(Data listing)
============================================================
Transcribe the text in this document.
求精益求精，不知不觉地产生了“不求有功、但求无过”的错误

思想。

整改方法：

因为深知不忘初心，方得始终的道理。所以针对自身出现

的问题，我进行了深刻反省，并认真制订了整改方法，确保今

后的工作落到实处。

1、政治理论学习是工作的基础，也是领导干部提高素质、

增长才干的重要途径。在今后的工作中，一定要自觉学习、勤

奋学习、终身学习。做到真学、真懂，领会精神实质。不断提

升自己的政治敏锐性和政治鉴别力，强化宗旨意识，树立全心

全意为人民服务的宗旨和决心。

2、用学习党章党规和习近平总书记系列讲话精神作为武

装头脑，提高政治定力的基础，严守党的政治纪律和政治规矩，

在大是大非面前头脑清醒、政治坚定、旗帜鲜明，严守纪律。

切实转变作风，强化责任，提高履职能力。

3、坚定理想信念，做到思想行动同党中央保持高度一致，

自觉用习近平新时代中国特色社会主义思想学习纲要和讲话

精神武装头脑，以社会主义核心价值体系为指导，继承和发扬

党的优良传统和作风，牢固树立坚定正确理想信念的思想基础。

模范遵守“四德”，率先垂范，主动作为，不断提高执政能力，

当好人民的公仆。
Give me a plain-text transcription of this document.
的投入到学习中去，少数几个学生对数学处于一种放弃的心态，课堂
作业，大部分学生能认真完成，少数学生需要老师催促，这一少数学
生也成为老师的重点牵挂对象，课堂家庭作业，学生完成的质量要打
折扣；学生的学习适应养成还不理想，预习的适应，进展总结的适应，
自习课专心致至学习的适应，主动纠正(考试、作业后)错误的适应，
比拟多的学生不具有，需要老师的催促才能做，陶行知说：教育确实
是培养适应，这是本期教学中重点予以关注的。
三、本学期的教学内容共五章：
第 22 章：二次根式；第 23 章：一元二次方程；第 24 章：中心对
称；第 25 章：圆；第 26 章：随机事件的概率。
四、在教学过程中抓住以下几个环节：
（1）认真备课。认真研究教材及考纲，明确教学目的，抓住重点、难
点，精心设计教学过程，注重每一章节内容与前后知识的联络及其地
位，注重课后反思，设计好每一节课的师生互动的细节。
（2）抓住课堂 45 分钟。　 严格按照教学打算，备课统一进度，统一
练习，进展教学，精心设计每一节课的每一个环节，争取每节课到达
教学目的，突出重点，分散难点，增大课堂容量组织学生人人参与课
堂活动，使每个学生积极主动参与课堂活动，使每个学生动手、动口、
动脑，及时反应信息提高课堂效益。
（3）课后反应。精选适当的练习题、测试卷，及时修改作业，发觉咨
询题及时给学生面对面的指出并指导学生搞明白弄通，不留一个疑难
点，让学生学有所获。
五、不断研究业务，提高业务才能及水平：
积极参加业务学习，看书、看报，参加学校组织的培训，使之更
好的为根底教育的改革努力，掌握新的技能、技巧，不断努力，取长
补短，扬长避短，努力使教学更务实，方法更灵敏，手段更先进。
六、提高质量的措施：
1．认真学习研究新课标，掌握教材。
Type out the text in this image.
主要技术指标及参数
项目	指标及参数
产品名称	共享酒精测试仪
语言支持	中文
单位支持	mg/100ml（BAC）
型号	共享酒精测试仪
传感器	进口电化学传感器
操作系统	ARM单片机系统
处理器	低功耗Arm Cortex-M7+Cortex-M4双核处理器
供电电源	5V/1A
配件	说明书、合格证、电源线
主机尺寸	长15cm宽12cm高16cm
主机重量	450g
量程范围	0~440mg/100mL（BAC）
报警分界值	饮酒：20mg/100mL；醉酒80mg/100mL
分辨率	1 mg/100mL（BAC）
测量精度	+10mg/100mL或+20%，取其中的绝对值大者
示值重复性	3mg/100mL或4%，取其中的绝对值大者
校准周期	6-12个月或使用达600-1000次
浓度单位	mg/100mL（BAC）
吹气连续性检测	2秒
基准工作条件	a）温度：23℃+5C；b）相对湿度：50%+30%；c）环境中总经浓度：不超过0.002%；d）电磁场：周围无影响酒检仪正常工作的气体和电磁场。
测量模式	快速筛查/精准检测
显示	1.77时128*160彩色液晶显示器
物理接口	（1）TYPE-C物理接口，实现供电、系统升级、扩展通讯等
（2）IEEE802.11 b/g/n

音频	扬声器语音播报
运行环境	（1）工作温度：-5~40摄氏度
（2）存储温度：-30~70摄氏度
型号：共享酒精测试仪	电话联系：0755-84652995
============================================================
* _GIVEN INSTRUCTION_
In the records above, locate the line that contains "Give me a plain-text". Repeat it and every line after it, exactly, and nothing else.

* _RESPONSE_
Give me a plain-text transcription of this document.
的投入到学习中去，少数几个学生对数学处于一种放弃的心态，课堂
作业，大部分学生能认真完成，少数学生需要老师催促，这一少数学
生也成为老师的重点牵挂对象，课堂家庭作业，学生完成的质量要打
折扣；学生的学习适应养成还不理想，预习的适应，进展总结的适应，
自习课专心致至学习的适应，主动纠正(考试、作业后)错误的适应，
比拟多的学生不具有，需要老师的催促才能做，陶行知说：教育确实
是培养适应，这是本期教学中重点予以关注的。
三、本学期的教学内容共五章：
第 22 章：二次根式；第 23 章：一元二次方程；第 24 章：中心对
称；第 25 章：圆；第 26 章：随机事件的概率。
四、在教学过程中抓住以下几个环节：
（1）认真备课。认真研究教材及考纲，明确教学目的，抓住重点、难
点，精心设计教学过程，注重每一章节内容与前后知识的联络及其地
位，注重课后反思，设计好每一节课的师生互动的细节。
（2）抓住课堂 45 分钟。　 严格按照教学打算，备课统一进度，统一
练习，进展教学，精心设计每一节课的每一个环节，争取每节课到达
教学目的，突出重点，分散难点，增大课堂容量组织学生人人参与课
堂活动，使每个学生积极主动参与课堂活动，使每个学生动手、动口、
动脑，及时反应信息提高课堂效益。
（3）课后反应。精选适当的练习题、测试卷，及时修改作业，发觉咨
询题及时给学生面对面的指出并指导学生搞明白弄通，不留一个疑难
点，让学生学有所获。
五、不断研究业务，提高业务才能及水平：
积极参加业务学习，看书、看报，参加学校组织的培训，使之更
好的为根底教育的改革努力，掌握新的技能、技巧，不断努力，取长
补短，扬长避短，努力使教学更务实，方法更灵敏，手段更先进。
六、提高质量的措施：
1．认真学习研究新课标，掌握教材。
Type out the text in this image.
主要技术指标及参数
项目	指标及参数
产品名称	共享酒精测试仪
语言支持	中文
单位支持	mg/100ml（BAC）
型号	共享酒精测试仪
传感器	进口电化学传感器
操作系统	ARM单片机系统
处理器	低功耗Arm Cortex-M7+Cortex-M4双核处理器
供电电源	5V/1A
配件	说明书、合格证、电源线
主机尺寸	长15cm宽12cm高16cm
主机重量	450g
量程范围	0~440mg/100mL（BAC）
报警分界值	饮酒：20mg/100mL；醉酒80mg/100mL
分辨率	1 mg/100mL（BAC）
测量精度	+10mg/100mL或+20%，取其中的绝对值大者
示值重复性	3mg/100mL或4%，取其中的绝对值大者
校准周期	6-12个月或使用达600-1000次
浓度单位	mg/100mL（BAC）
吹气连续性检测	2秒
基准工作条件	a）温度：23℃+5C；b）相对湿度：50%+30%；c）环境中总经浓度：不超过0.002%；d）电磁场：周围无影响酒检仪正常工作的气体和电磁场。
测量模式	快速筛查/精准检测
显示	1.77时128*160彩色液晶显示器
物理接口	（1）TYPE-C物理接口，实现供电、系统升级、扩展通讯等
（2）IEEE802.11 b/g/n

音频	扬声器语音播报
运行环境	（1）工作温度：-5~40摄氏度
（2）存储温度：-30~70摄氏度
型号：共享酒精测试仪	电话联系：0755-84652995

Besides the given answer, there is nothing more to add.